### [DIRECTIONS]
Looking at the listing beneath, work out how many lines hold "Number" and report only that figure.

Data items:
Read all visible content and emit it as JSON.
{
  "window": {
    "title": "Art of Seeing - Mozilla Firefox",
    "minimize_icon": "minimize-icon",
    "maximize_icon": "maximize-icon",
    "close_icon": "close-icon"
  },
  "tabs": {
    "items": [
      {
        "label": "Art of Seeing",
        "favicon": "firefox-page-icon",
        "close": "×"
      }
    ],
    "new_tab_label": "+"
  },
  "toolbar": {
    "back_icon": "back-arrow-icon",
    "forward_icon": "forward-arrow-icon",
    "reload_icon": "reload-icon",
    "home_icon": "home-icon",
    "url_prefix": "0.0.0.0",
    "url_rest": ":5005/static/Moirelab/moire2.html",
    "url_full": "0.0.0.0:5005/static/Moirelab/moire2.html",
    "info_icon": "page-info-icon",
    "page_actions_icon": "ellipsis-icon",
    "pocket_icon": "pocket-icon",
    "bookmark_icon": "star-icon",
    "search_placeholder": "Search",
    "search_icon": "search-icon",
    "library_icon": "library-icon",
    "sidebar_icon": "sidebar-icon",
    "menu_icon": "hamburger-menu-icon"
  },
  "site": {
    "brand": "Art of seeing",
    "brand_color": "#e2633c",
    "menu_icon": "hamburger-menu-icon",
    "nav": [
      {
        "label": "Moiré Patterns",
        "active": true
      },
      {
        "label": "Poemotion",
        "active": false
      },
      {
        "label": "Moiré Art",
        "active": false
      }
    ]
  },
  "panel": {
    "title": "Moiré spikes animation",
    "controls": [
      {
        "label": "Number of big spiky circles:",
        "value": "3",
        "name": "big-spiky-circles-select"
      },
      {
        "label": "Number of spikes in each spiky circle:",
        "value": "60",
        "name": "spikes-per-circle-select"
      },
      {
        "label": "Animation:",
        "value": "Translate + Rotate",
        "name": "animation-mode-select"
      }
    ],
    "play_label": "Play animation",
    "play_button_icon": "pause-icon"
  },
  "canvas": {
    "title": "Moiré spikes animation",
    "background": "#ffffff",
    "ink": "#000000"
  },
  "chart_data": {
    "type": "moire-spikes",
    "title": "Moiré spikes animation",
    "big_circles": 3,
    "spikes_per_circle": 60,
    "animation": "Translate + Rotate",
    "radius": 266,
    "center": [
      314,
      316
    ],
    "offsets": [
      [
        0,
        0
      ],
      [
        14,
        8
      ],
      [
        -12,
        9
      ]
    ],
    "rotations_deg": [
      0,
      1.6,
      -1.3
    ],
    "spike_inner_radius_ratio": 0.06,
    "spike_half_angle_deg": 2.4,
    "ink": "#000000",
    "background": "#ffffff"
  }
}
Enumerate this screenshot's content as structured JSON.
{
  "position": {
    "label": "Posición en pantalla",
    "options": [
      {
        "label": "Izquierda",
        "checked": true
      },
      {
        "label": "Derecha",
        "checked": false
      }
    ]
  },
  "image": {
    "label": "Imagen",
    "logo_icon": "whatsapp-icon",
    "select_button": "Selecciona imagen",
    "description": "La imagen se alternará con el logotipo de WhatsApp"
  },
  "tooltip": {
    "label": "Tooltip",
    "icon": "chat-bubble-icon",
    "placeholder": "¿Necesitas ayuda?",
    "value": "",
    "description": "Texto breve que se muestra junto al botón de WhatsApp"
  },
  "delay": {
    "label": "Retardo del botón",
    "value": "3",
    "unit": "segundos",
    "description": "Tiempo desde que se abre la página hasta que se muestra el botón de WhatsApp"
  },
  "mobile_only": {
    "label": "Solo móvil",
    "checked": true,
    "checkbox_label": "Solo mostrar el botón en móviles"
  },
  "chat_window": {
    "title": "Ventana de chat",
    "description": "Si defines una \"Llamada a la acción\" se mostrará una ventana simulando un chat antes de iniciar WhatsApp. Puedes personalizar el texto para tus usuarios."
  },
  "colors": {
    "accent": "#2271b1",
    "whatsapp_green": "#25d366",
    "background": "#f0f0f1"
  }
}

### [WRITTEN ANSWER]
2